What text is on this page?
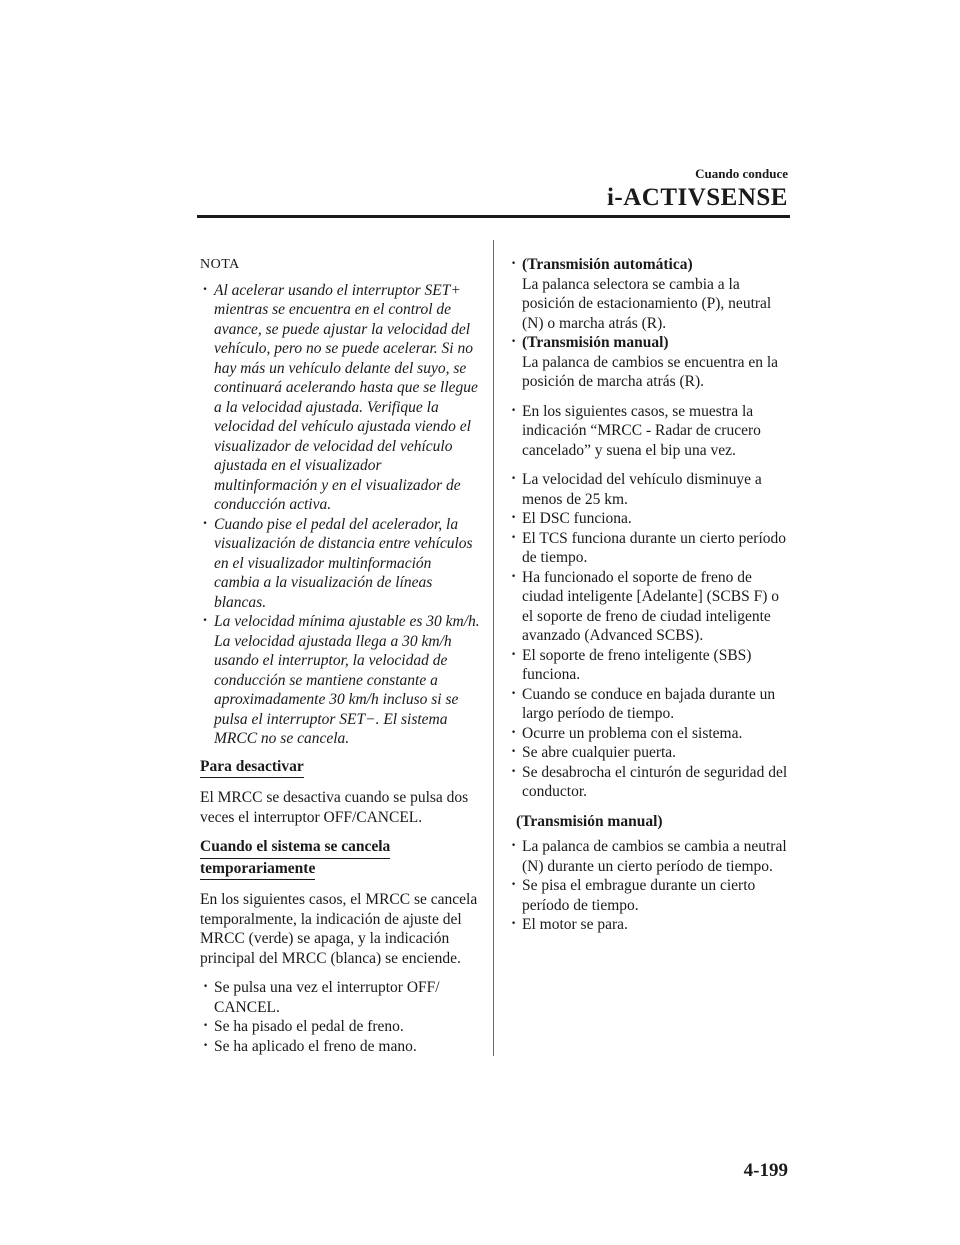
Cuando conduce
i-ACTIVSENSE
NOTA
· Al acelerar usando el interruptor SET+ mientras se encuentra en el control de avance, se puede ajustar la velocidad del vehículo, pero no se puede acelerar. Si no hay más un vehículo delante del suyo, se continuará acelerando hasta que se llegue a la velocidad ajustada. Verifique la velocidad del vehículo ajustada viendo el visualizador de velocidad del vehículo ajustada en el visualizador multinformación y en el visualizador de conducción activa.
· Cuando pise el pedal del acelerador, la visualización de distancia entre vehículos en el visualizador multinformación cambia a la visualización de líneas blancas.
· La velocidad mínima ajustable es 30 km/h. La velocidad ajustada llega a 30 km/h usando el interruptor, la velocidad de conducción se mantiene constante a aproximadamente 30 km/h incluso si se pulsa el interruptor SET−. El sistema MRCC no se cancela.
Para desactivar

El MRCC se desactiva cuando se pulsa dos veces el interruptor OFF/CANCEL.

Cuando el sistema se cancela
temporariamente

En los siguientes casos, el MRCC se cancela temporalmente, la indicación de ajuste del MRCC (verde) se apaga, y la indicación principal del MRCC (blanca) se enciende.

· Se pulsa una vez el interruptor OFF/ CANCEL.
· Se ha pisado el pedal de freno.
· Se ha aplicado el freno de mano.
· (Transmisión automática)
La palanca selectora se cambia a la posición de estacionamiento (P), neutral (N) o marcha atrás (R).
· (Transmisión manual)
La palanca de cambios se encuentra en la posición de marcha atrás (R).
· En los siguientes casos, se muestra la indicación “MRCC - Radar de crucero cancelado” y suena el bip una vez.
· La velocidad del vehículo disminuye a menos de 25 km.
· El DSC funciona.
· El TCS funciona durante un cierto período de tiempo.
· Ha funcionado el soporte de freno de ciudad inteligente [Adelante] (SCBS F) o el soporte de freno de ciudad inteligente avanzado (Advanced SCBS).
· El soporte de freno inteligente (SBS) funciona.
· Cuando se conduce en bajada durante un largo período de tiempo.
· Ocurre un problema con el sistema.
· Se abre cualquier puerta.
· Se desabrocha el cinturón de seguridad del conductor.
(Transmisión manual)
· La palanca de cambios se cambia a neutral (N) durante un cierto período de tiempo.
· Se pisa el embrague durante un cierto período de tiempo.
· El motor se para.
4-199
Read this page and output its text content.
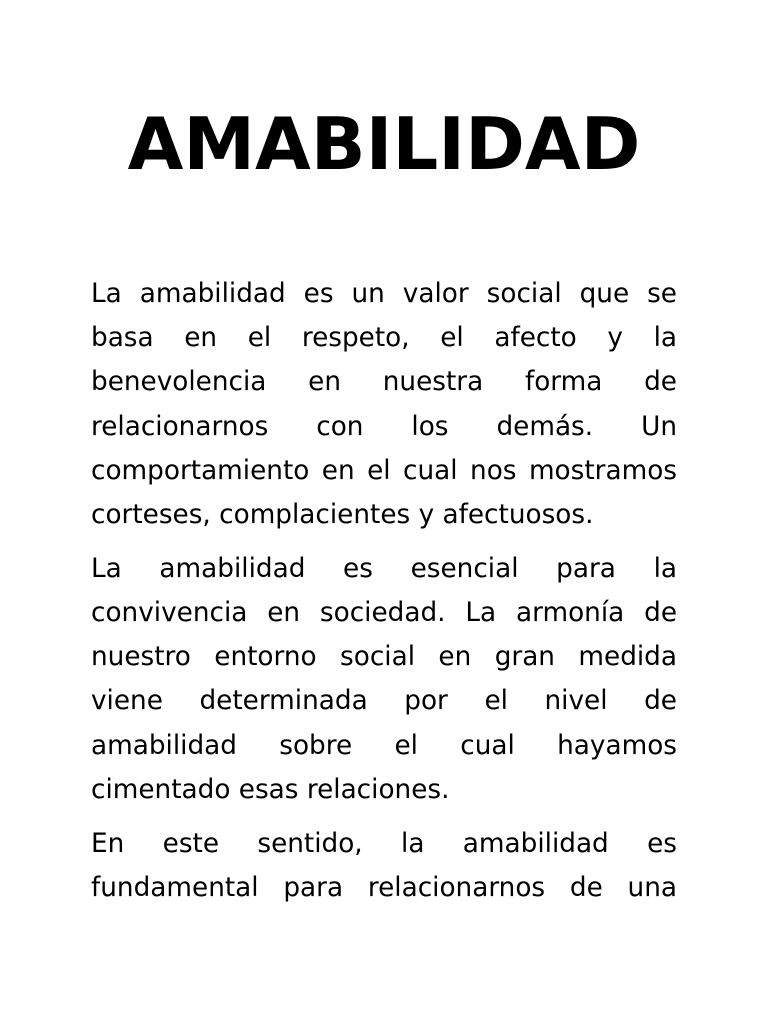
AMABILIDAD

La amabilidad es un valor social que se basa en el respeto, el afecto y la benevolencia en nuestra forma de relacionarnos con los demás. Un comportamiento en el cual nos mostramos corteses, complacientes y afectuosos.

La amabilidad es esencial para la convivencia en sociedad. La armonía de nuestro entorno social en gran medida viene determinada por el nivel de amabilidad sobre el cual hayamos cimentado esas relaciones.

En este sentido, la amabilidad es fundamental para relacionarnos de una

● ● ● ● ● ● ●

▸ **Objective**:
Copy each line of the records precisely and drop any images they hold.

▸ **The completed task**:
What text is on this page?
Cuando conduce
i-ACTIVSENSE
NOTA
· Al acelerar usando el interruptor SET+ mientras se encuentra en el control de avance, se puede ajustar la velocidad del vehículo, pero no se puede acelerar. Si no hay más un vehículo delante del suyo, se continuará acelerando hasta que se llegue a la velocidad ajustada. Verifique la velocidad del vehículo ajustada viendo el visualizador de velocidad del vehículo ajustada en el visualizador multinformación y en el visualizador de conducción activa.
· Cuando pise el pedal del acelerador, la visualización de distancia entre vehículos en el visualizador multinformación cambia a la visualización de líneas blancas.
· La velocidad mínima ajustable es 30 km/h. La velocidad ajustada llega a 30 km/h usando el interruptor, la velocidad de conducción se mantiene constante a aproximadamente 30 km/h incluso si se pulsa el interruptor SET−. El sistema MRCC no se cancela.
Para desactivar

El MRCC se desactiva cuando se pulsa dos veces el interruptor OFF/CANCEL.

Cuando el sistema se cancela
temporariamente

En los siguientes casos, el MRCC se cancela temporalmente, la indicación de ajuste del MRCC (verde) se apaga, y la indicación principal del MRCC (blanca) se enciende.

· Se pulsa una vez el interruptor OFF/ CANCEL.
· Se ha pisado el pedal de freno.
· Se ha aplicado el freno de mano.
· (Transmisión automática)
La palanca selectora se cambia a la posición de estacionamiento (P), neutral (N) o marcha atrás (R).
· (Transmisión manual)
La palanca de cambios se encuentra en la posición de marcha atrás (R).
· En los siguientes casos, se muestra la indicación “MRCC - Radar de crucero cancelado” y suena el bip una vez.
· La velocidad del vehículo disminuye a menos de 25 km.
· El DSC funciona.
· El TCS funciona durante un cierto período de tiempo.
· Ha funcionado el soporte de freno de ciudad inteligente [Adelante] (SCBS F) o el soporte de freno de ciudad inteligente avanzado (Advanced SCBS).
· El soporte de freno inteligente (SBS) funciona.
· Cuando se conduce en bajada durante un largo período de tiempo.
· Ocurre un problema con el sistema.
· Se abre cualquier puerta.
· Se desabrocha el cinturón de seguridad del conductor.
(Transmisión manual)
· La palanca de cambios se cambia a neutral (N) durante un cierto período de tiempo.
· Se pisa el embrague durante un cierto período de tiempo.
· El motor se para.
4-199
Read this page and output its text content.
AMABILIDAD

La amabilidad es un valor social que se basa en el respeto, el afecto y la benevolencia en nuestra forma de relacionarnos con los demás. Un comportamiento en el cual nos mostramos corteses, complacientes y afectuosos.

La amabilidad es esencial para la convivencia en sociedad. La armonía de nuestro entorno social en gran medida viene determinada por el nivel de amabilidad sobre el cual hayamos cimentado esas relaciones.

En este sentido, la amabilidad es fundamental para relacionarnos de una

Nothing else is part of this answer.